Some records
►

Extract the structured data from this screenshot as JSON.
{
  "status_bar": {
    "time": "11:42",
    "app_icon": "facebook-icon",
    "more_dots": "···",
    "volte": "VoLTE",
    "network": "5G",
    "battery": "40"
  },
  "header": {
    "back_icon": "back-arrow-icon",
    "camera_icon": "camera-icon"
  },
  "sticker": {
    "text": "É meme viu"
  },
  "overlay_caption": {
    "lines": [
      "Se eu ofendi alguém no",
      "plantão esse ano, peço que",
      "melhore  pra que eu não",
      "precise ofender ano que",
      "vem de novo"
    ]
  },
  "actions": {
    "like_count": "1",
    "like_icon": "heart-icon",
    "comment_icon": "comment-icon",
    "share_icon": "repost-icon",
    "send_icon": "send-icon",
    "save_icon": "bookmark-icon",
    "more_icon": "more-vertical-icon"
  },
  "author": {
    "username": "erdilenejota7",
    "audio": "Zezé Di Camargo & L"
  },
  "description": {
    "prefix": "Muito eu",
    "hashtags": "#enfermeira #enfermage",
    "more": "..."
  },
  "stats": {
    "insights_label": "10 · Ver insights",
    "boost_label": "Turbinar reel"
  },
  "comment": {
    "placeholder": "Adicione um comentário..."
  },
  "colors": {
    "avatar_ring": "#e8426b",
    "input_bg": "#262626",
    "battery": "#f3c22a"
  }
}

◄

What is required: Set all of the records down again, exactly as they stand.

Solution for this task:
Extract the structured data from this screenshot as JSON.
{
  "status_bar": {
    "time": "11:42",
    "app_icon": "facebook-icon",
    "more_dots": "···",
    "volte": "VoLTE",
    "network": "5G",
    "battery": "40"
  },
  "header": {
    "back_icon": "back-arrow-icon",
    "camera_icon": "camera-icon"
  },
  "sticker": {
    "text": "É meme viu"
  },
  "overlay_caption": {
    "lines": [
      "Se eu ofendi alguém no",
      "plantão esse ano, peço que",
      "melhore  pra que eu não",
      "precise ofender ano que",
      "vem de novo"
    ]
  },
  "actions": {
    "like_count": "1",
    "like_icon": "heart-icon",
    "comment_icon": "comment-icon",
    "share_icon": "repost-icon",
    "send_icon": "send-icon",
    "save_icon": "bookmark-icon",
    "more_icon": "more-vertical-icon"
  },
  "author": {
    "username": "erdilenejota7",
    "audio": "Zezé Di Camargo & L"
  },
  "description": {
    "prefix": "Muito eu",
    "hashtags": "#enfermeira #enfermage",
    "more": "..."
  },
  "stats": {
    "insights_label": "10 · Ver insights",
    "boost_label": "Turbinar reel"
  },
  "comment": {
    "placeholder": "Adicione um comentário..."
  },
  "colors": {
    "avatar_ring": "#e8426b",
    "input_bg": "#262626",
    "battery": "#f3c22a"
  }
}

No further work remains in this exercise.